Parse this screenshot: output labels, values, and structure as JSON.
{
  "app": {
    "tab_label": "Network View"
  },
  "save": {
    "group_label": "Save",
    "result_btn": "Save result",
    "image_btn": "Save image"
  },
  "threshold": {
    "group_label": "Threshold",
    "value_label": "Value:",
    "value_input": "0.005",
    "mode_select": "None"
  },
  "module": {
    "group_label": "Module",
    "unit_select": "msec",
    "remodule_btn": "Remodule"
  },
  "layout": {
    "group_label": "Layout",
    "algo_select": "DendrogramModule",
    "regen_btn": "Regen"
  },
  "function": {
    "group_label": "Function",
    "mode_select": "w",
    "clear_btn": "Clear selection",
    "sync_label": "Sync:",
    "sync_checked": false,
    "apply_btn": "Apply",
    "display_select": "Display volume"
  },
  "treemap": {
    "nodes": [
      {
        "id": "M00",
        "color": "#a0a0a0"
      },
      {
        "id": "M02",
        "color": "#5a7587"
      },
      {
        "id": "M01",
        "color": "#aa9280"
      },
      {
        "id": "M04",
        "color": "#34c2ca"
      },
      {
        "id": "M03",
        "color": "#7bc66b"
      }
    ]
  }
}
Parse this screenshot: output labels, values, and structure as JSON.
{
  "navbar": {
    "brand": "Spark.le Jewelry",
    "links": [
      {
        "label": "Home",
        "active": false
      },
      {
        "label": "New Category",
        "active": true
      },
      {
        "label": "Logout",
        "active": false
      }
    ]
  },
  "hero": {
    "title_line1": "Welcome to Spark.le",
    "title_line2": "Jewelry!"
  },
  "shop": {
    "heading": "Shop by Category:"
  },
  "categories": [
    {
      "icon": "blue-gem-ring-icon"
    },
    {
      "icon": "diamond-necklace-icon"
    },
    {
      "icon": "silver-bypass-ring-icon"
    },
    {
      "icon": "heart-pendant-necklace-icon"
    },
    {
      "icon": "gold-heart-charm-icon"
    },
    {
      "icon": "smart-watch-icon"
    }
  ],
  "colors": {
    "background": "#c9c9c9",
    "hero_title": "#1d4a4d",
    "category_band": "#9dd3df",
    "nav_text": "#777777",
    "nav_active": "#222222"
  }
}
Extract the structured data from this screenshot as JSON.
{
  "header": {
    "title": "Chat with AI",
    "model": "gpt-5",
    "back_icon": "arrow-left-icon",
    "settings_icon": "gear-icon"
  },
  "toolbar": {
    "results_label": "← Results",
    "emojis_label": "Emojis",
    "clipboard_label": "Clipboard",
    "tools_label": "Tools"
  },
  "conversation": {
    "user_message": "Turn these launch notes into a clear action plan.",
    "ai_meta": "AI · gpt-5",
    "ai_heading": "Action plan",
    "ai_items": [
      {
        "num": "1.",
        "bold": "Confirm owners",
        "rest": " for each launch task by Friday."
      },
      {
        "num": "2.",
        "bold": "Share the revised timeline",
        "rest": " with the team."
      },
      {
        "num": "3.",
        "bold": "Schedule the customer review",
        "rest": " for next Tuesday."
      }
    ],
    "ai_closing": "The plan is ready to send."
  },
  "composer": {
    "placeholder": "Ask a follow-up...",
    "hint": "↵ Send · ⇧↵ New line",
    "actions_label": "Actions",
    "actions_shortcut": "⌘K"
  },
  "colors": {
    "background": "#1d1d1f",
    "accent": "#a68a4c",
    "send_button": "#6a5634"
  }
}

[Directions for this task]: Among the records above, find each line holding the string "icon" and pull it out.

[Task response]:
      "icon": "blue-gem-ring-icon"
      "icon": "diamond-necklace-icon"
      "icon": "silver-bypass-ring-icon"
      "icon": "heart-pendant-necklace-icon"
      "icon": "gold-heart-charm-icon"
      "icon": "smart-watch-icon"
    "back_icon": "arrow-left-icon",
    "settings_icon": "gear-icon"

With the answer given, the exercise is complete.